Exercise description. Restate the full set of records exactly, word for word.

[Stored entries]
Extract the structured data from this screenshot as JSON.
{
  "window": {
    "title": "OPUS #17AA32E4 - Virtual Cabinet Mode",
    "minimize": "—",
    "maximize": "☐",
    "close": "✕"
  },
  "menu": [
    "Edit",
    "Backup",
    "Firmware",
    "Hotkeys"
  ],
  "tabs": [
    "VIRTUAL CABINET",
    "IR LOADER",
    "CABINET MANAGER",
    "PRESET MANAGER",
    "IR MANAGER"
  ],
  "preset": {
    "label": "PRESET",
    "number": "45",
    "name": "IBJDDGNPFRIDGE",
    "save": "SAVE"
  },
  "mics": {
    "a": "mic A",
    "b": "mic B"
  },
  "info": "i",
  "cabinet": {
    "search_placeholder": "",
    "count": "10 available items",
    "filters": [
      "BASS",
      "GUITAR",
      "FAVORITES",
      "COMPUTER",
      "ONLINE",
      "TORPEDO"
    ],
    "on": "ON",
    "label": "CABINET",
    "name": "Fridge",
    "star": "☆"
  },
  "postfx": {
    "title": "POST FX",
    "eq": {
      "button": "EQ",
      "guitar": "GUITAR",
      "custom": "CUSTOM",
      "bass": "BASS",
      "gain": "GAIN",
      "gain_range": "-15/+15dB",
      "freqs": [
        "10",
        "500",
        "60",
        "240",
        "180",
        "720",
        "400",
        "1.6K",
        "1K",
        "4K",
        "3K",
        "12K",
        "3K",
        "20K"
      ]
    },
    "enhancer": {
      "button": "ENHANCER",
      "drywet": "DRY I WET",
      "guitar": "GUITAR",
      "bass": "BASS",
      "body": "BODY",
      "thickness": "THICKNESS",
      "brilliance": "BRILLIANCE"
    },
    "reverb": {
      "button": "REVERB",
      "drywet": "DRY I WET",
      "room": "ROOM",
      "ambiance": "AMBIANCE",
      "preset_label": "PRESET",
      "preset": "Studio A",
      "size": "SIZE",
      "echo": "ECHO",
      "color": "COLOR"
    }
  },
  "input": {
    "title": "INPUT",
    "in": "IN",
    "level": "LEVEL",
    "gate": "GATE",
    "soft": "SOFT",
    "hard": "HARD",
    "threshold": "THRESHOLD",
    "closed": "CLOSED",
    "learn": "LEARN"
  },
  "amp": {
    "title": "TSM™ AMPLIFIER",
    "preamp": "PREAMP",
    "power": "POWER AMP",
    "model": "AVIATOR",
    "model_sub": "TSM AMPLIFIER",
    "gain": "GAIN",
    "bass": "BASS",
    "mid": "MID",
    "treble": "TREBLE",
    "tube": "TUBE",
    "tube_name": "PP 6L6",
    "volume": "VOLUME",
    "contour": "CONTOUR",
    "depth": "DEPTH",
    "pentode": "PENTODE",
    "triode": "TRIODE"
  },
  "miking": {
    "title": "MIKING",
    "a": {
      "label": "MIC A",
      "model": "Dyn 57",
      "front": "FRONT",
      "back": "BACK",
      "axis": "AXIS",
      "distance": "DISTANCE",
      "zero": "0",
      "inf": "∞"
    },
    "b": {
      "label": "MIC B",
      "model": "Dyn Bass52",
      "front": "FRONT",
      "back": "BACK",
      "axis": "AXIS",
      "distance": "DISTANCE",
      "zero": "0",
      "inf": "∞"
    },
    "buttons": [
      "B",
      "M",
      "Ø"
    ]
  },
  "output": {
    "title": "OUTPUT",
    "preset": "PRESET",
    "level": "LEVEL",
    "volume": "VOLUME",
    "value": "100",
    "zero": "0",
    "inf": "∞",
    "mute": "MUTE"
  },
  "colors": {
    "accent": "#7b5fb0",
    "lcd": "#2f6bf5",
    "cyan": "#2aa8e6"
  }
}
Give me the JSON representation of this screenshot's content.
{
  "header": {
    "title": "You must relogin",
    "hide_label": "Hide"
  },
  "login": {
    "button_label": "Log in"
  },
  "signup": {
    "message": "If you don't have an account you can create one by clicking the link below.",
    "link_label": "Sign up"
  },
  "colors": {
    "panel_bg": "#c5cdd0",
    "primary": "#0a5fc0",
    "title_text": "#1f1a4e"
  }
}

The reply.
Extract the structured data from this screenshot as JSON.
{
  "window": {
    "title": "OPUS #17AA32E4 - Virtual Cabinet Mode",
    "minimize": "—",
    "maximize": "☐",
    "close": "✕"
  },
  "menu": [
    "Edit",
    "Backup",
    "Firmware",
    "Hotkeys"
  ],
  "tabs": [
    "VIRTUAL CABINET",
    "IR LOADER",
    "CABINET MANAGER",
    "PRESET MANAGER",
    "IR MANAGER"
  ],
  "preset": {
    "label": "PRESET",
    "number": "45",
    "name": "IBJDDGNPFRIDGE",
    "save": "SAVE"
  },
  "mics": {
    "a": "mic A",
    "b": "mic B"
  },
  "info": "i",
  "cabinet": {
    "search_placeholder": "",
    "count": "10 available items",
    "filters": [
      "BASS",
      "GUITAR",
      "FAVORITES",
      "COMPUTER",
      "ONLINE",
      "TORPEDO"
    ],
    "on": "ON",
    "label": "CABINET",
    "name": "Fridge",
    "star": "☆"
  },
  "postfx": {
    "title": "POST FX",
    "eq": {
      "button": "EQ",
      "guitar": "GUITAR",
      "custom": "CUSTOM",
      "bass": "BASS",
      "gain": "GAIN",
      "gain_range": "-15/+15dB",
      "freqs": [
        "10",
        "500",
        "60",
        "240",
        "180",
        "720",
        "400",
        "1.6K",
        "1K",
        "4K",
        "3K",
        "12K",
        "3K",
        "20K"
      ]
    },
    "enhancer": {
      "button": "ENHANCER",
      "drywet": "DRY I WET",
      "guitar": "GUITAR",
      "bass": "BASS",
      "body": "BODY",
      "thickness": "THICKNESS",
      "brilliance": "BRILLIANCE"
    },
    "reverb": {
      "button": "REVERB",
      "drywet": "DRY I WET",
      "room": "ROOM",
      "ambiance": "AMBIANCE",
      "preset_label": "PRESET",
      "preset": "Studio A",
      "size": "SIZE",
      "echo": "ECHO",
      "color": "COLOR"
    }
  },
  "input": {
    "title": "INPUT",
    "in": "IN",
    "level": "LEVEL",
    "gate": "GATE",
    "soft": "SOFT",
    "hard": "HARD",
    "threshold": "THRESHOLD",
    "closed": "CLOSED",
    "learn": "LEARN"
  },
  "amp": {
    "title": "TSM™ AMPLIFIER",
    "preamp": "PREAMP",
    "power": "POWER AMP",
    "model": "AVIATOR",
    "model_sub": "TSM AMPLIFIER",
    "gain": "GAIN",
    "bass": "BASS",
    "mid": "MID",
    "treble": "TREBLE",
    "tube": "TUBE",
    "tube_name": "PP 6L6",
    "volume": "VOLUME",
    "contour": "CONTOUR",
    "depth": "DEPTH",
    "pentode": "PENTODE",
    "triode": "TRIODE"
  },
  "miking": {
    "title": "MIKING",
    "a": {
      "label": "MIC A",
      "model": "Dyn 57",
      "front": "FRONT",
      "back": "BACK",
      "axis": "AXIS",
      "distance": "DISTANCE",
      "zero": "0",
      "inf": "∞"
    },
    "b": {
      "label": "MIC B",
      "model": "Dyn Bass52",
      "front": "FRONT",
      "back": "BACK",
      "axis": "AXIS",
      "distance": "DISTANCE",
      "zero": "0",
      "inf": "∞"
    },
    "buttons": [
      "B",
      "M",
      "Ø"
    ]
  },
  "output": {
    "title": "OUTPUT",
    "preset": "PRESET",
    "level": "LEVEL",
    "volume": "VOLUME",
    "value": "100",
    "zero": "0",
    "inf": "∞",
    "mute": "MUTE"
  },
  "colors": {
    "accent": "#7b5fb0",
    "lcd": "#2f6bf5",
    "cyan": "#2aa8e6"
  }
}
Give me the JSON representation of this screenshot's content.
{
  "header": {
    "title": "You must relogin",
    "hide_label": "Hide"
  },
  "login": {
    "button_label": "Log in"
  },
  "signup": {
    "message": "If you don't have an account you can create one by clicking the link below.",
    "link_label": "Sign up"
  },
  "colors": {
    "panel_bg": "#c5cdd0",
    "primary": "#0a5fc0",
    "title_text": "#1f1a4e"
  }
}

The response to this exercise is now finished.